[Collected data entries]
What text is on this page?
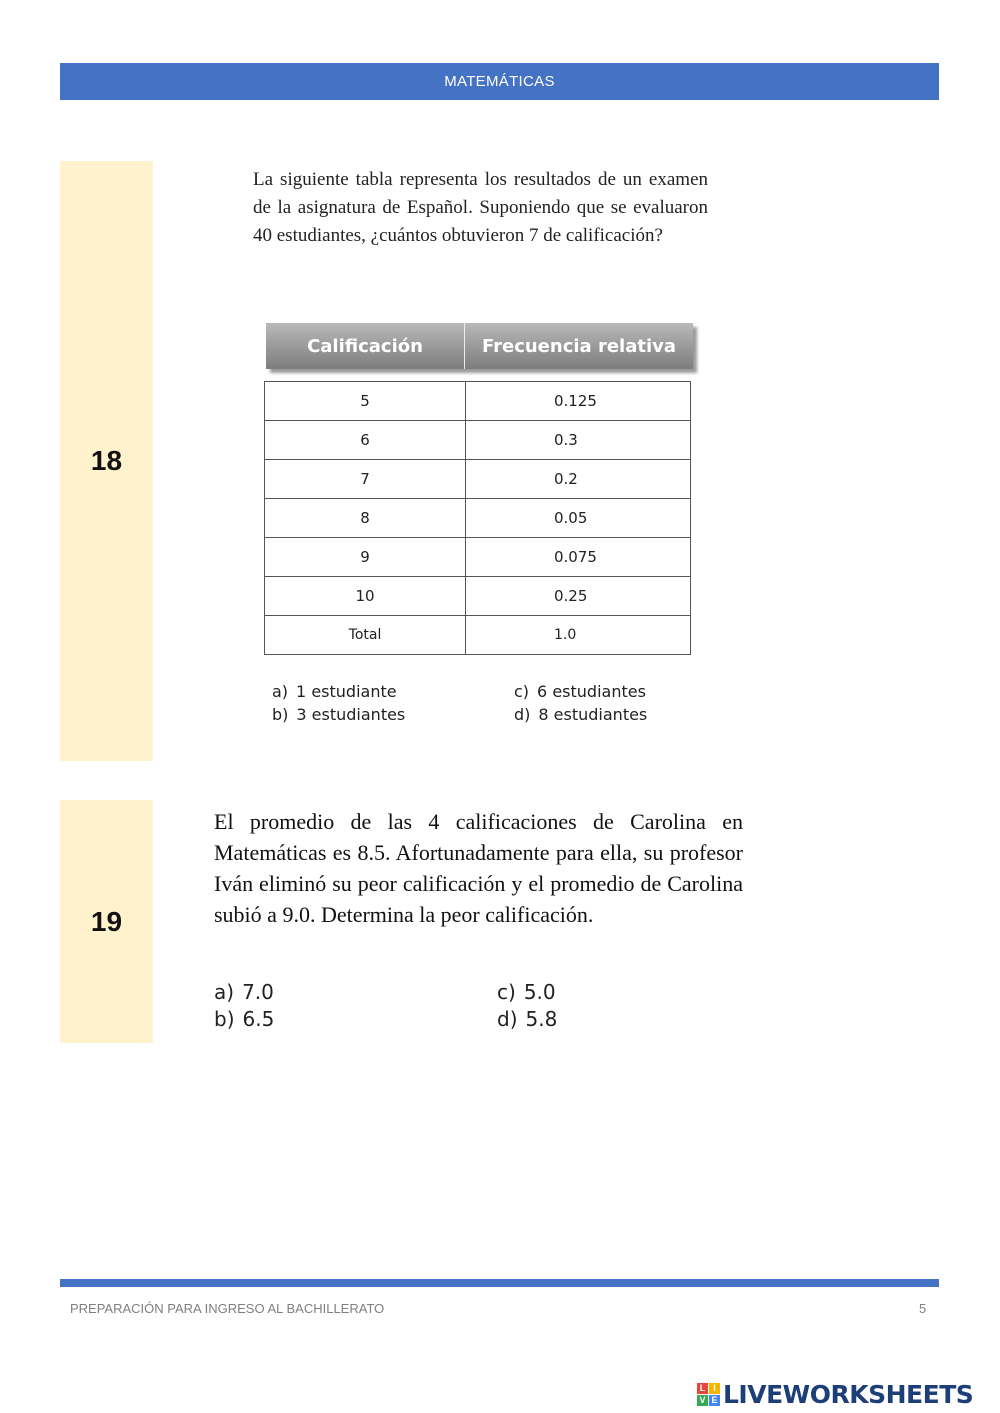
MATEMÁTICAS
18
La siguiente tabla representa los resultados de un examen de la asignatura de Español. Suponiendo que se evaluaron 40 estudiantes, ¿cuántos obtuvieron 7 de calificación?
Calificación	Frecuencia relativa
5	0.125
6	0.3
7	0.2
8	0.05
9	0.075
10	0.25
Total	1.0
a) 1 estudiante
b) 3 estudiantes
c) 6 estudiantes
d) 8 estudiantes
19
El promedio de las 4 calificaciones de Carolina en Matemáticas es 8.5. Afortunadamente para ella, su profesor Iván eliminó su peor calificación y el promedio de Carolina subió a 9.0. Determina la peor calificación.
a) 7.0
b) 6.5
c) 5.0
d) 5.8
PREPARACIÓN PARA INGRESO AL BACHILLERATO	5
L I
V E LIVEWORKSHEETS
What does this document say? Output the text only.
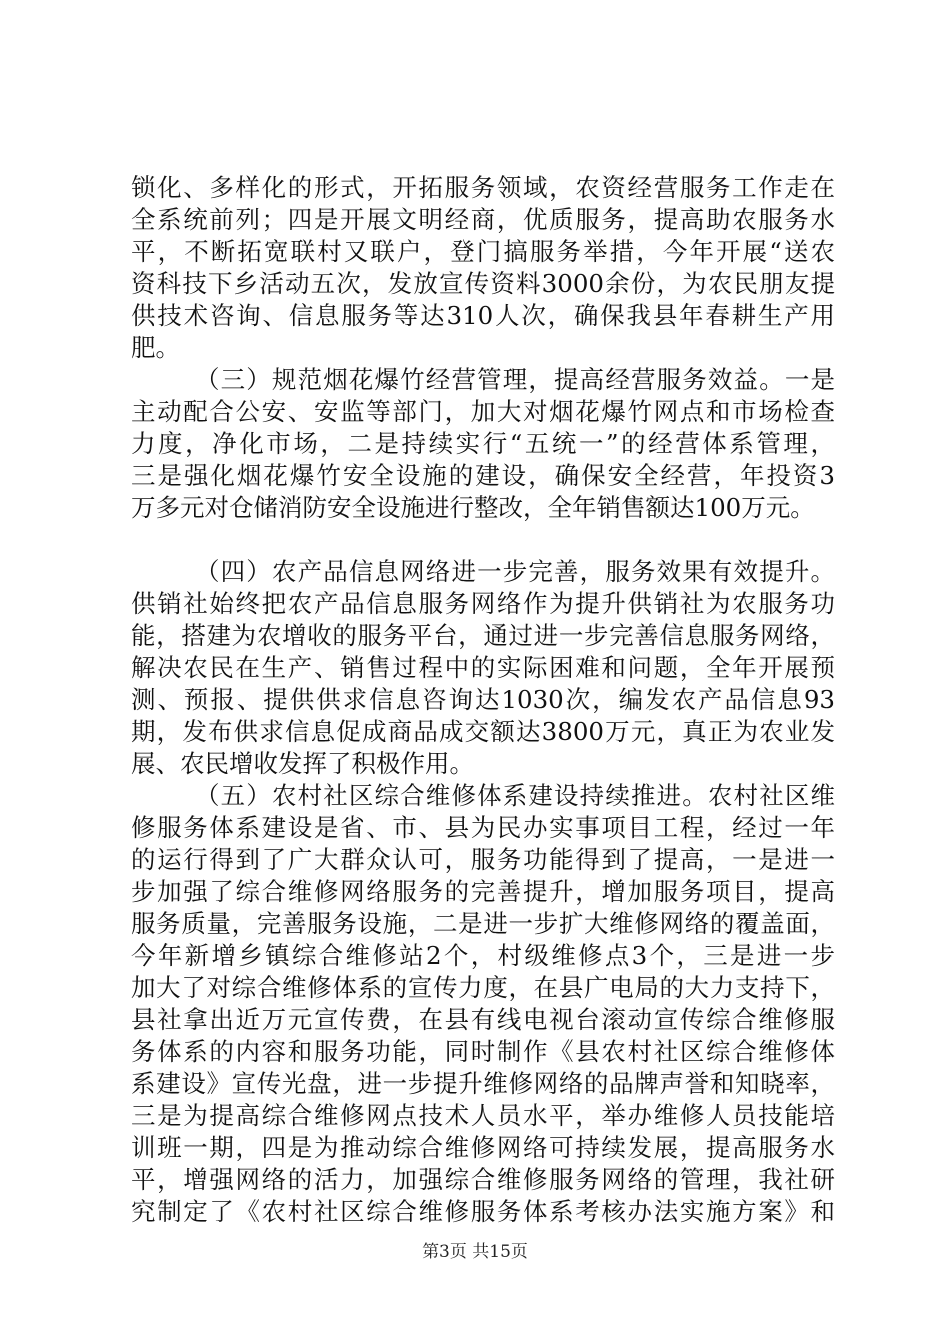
锁化、多样化的形式，开拓服务领域，农资经营服务工作走在
全系统前列；四是开展文明经商，优质服务，提高助农服务水
平，不断拓宽联村又联户，登门搞服务举措，今年开展“送农
资科技下乡活动五次，发放宣传资料3000余份，为农民朋友提
供技术咨询、信息服务等达310人次，确保我县年春耕生产用
肥。
（三）规范烟花爆竹经营管理，提高经营服务效益。一是
主动配合公安、安监等部门，加大对烟花爆竹网点和市场检查
力度，净化市场，二是持续实行“五统一”的经营体系管理，
三是强化烟花爆竹安全设施的建设，确保安全经营，年投资3
万多元对仓储消防安全设施进行整改，全年销售额达100万元。
（四）农产品信息网络进一步完善，服务效果有效提升。
供销社始终把农产品信息服务网络作为提升供销社为农服务功
能，搭建为农增收的服务平台，通过进一步完善信息服务网络，
解决农民在生产、销售过程中的实际困难和问题，全年开展预
测、预报、提供供求信息咨询达1030次，编发农产品信息93
期，发布供求信息促成商品成交额达3800万元，真正为农业发
展、农民增收发挥了积极作用。
（五）农村社区综合维修体系建设持续推进。农村社区维
修服务体系建设是省、市、县为民办实事项目工程，经过一年
的运行得到了广大群众认可，服务功能得到了提高，一是进一
步加强了综合维修网络服务的完善提升，增加服务项目，提高
服务质量，完善服务设施，二是进一步扩大维修网络的覆盖面，
今年新增乡镇综合维修站2个，村级维修点3个，三是进一步
加大了对综合维修体系的宣传力度，在县广电局的大力支持下，
县社拿出近万元宣传费，在县有线电视台滚动宣传综合维修服
务体系的内容和服务功能，同时制作《县农村社区综合维修体
系建设》宣传光盘，进一步提升维修网络的品牌声誉和知晓率，
三是为提高综合维修网点技术人员水平，举办维修人员技能培
训班一期，四是为推动综合维修网络可持续发展，提高服务水
平，增强网络的活力，加强综合维修服务网络的管理，我社研
究制定了《农村社区综合维修服务体系考核办法实施方案》和
第3页 共15页
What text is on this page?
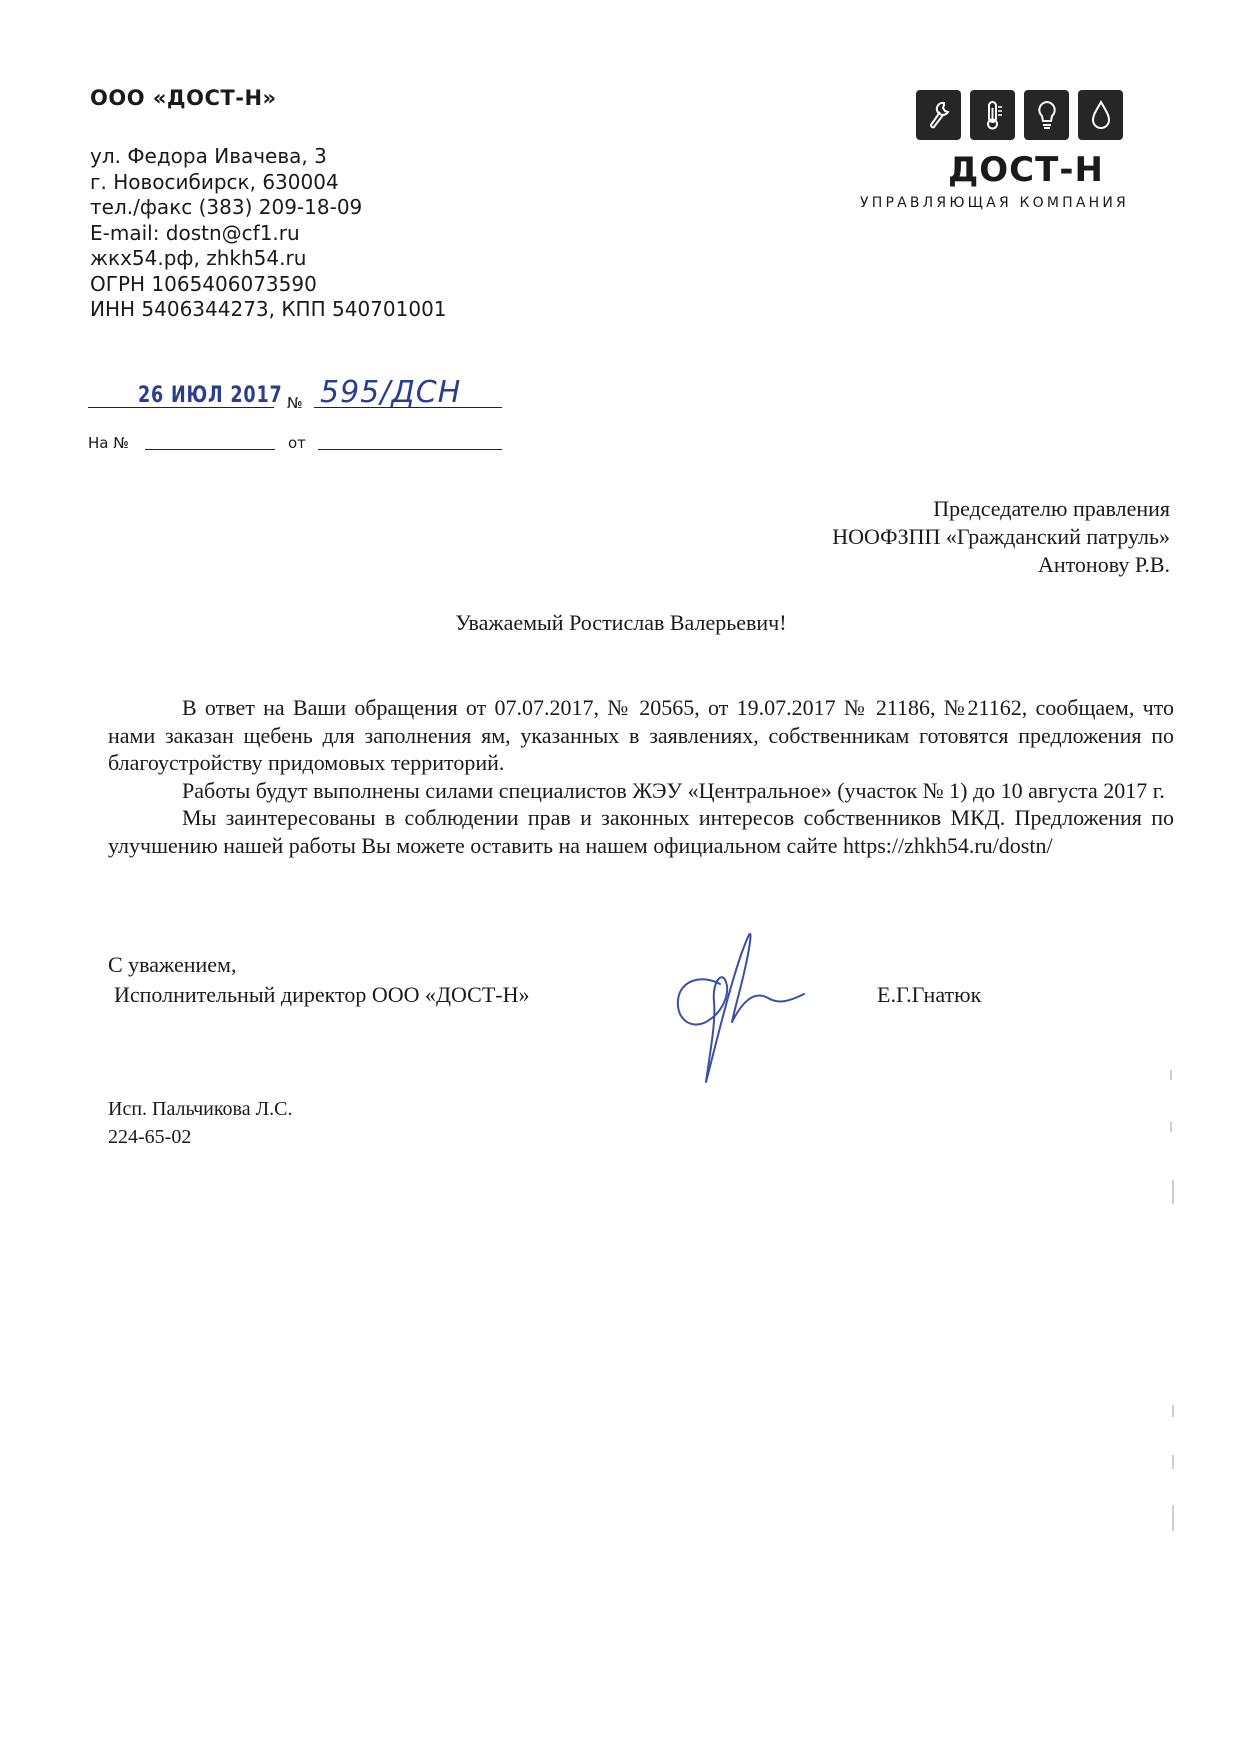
ООО «ДОСТ-Н»
ул. Федора Ивачева, 3
г. Новосибирск, 630004
тел./факс (383) 209-18-09
E-mail: dostn@cf1.ru
жкх54.рф, zhkh54.ru
ОГРН 1065406073590
ИНН 5406344273, КПП 540701001
ДОСТ-Н
УПРАВЛЯЮЩАЯ КОМПАНИЯ
26 ИЮЛ 2017 № 595/ДСН
На №	от
Председателю правления
НООФЗПП «Гражданский патруль»
Антонову Р.В.
Уважаемый Ростислав Валерьевич!

В ответ на Ваши обращения от 07.07.2017, № 20565, от 19.07.2017 № 21186, №21162, сообщаем, что нами заказан щебень для заполнения ям, указанных в заявлениях, собственникам готовятся предложения по благоустройству придомовых территорий.

Работы будут выполнены силами специалистов ЖЭУ «Центральное» (участок № 1) до 10 августа 2017 г.

Мы заинтересованы в соблюдении прав и законных интересов собственников МКД. Предложения по улучшению нашей работы Вы можете оставить на нашем официальном сайте https://zhkh54.ru/dostn/

С уважением,
Исполнительный директор ООО «ДОСТ-Н»	Е.Г.Гнатюк
Исп. Пальчикова Л.С.
224-65-02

— Goal —
Quote each entry above verbatim and drop the pictures.

— Solution to this task —
What text is on this page?
MATEMÁTICAS
18
La siguiente tabla representa los resultados de un examen de la asignatura de Español. Suponiendo que se evaluaron 40 estudiantes, ¿cuántos obtuvieron 7 de calificación?
Calificación	Frecuencia relativa
5	0.125
6	0.3
7	0.2
8	0.05
9	0.075
10	0.25
Total	1.0
a) 1 estudiante
b) 3 estudiantes
c) 6 estudiantes
d) 8 estudiantes
19
El promedio de las 4 calificaciones de Carolina en Matemáticas es 8.5. Afortunadamente para ella, su profesor Iván eliminó su peor calificación y el promedio de Carolina subió a 9.0. Determina la peor calificación.
a) 7.0
b) 6.5
c) 5.0
d) 5.8
PREPARACIÓN PARA INGRESO AL BACHILLERATO	5
L I
V E LIVEWORKSHEETS
What does this document say? Output the text only.
锁化、多样化的形式，开拓服务领域，农资经营服务工作走在
全系统前列；四是开展文明经商，优质服务，提高助农服务水
平，不断拓宽联村又联户，登门搞服务举措，今年开展“送农
资科技下乡活动五次，发放宣传资料3000余份，为农民朋友提
供技术咨询、信息服务等达310人次，确保我县年春耕生产用
肥。
（三）规范烟花爆竹经营管理，提高经营服务效益。一是
主动配合公安、安监等部门，加大对烟花爆竹网点和市场检查
力度，净化市场，二是持续实行“五统一”的经营体系管理，
三是强化烟花爆竹安全设施的建设，确保安全经营，年投资3
万多元对仓储消防安全设施进行整改，全年销售额达100万元。
（四）农产品信息网络进一步完善，服务效果有效提升。
供销社始终把农产品信息服务网络作为提升供销社为农服务功
能，搭建为农增收的服务平台，通过进一步完善信息服务网络，
解决农民在生产、销售过程中的实际困难和问题，全年开展预
测、预报、提供供求信息咨询达1030次，编发农产品信息93
期，发布供求信息促成商品成交额达3800万元，真正为农业发
展、农民增收发挥了积极作用。
（五）农村社区综合维修体系建设持续推进。农村社区维
修服务体系建设是省、市、县为民办实事项目工程，经过一年
的运行得到了广大群众认可，服务功能得到了提高，一是进一
步加强了综合维修网络服务的完善提升，增加服务项目，提高
服务质量，完善服务设施，二是进一步扩大维修网络的覆盖面，
今年新增乡镇综合维修站2个，村级维修点3个，三是进一步
加大了对综合维修体系的宣传力度，在县广电局的大力支持下，
县社拿出近万元宣传费，在县有线电视台滚动宣传综合维修服
务体系的内容和服务功能，同时制作《县农村社区综合维修体
系建设》宣传光盘，进一步提升维修网络的品牌声誉和知晓率，
三是为提高综合维修网点技术人员水平，举办维修人员技能培
训班一期，四是为推动综合维修网络可持续发展，提高服务水
平，增强网络的活力，加强综合维修服务网络的管理，我社研
究制定了《农村社区综合维修服务体系考核办法实施方案》和
第3页 共15页
What text is on this page?
ООО «ДОСТ-Н»
ул. Федора Ивачева, 3
г. Новосибирск, 630004
тел./факс (383) 209-18-09
E-mail: dostn@cf1.ru
жкх54.рф, zhkh54.ru
ОГРН 1065406073590
ИНН 5406344273, КПП 540701001
ДОСТ-Н
УПРАВЛЯЮЩАЯ КОМПАНИЯ
26 ИЮЛ 2017 № 595/ДСН
На №	от
Председателю правления
НООФЗПП «Гражданский патруль»
Антонову Р.В.
Уважаемый Ростислав Валерьевич!

В ответ на Ваши обращения от 07.07.2017, № 20565, от 19.07.2017 № 21186, №21162, сообщаем, что нами заказан щебень для заполнения ям, указанных в заявлениях, собственникам готовятся предложения по благоустройству придомовых территорий.

Работы будут выполнены силами специалистов ЖЭУ «Центральное» (участок № 1) до 10 августа 2017 г.

Мы заинтересованы в соблюдении прав и законных интересов собственников МКД. Предложения по улучшению нашей работы Вы можете оставить на нашем официальном сайте https://zhkh54.ru/dostn/

С уважением,
Исполнительный директор ООО «ДОСТ-Н»	Е.Г.Гнатюк
Исп. Пальчикова Л.С.
224-65-02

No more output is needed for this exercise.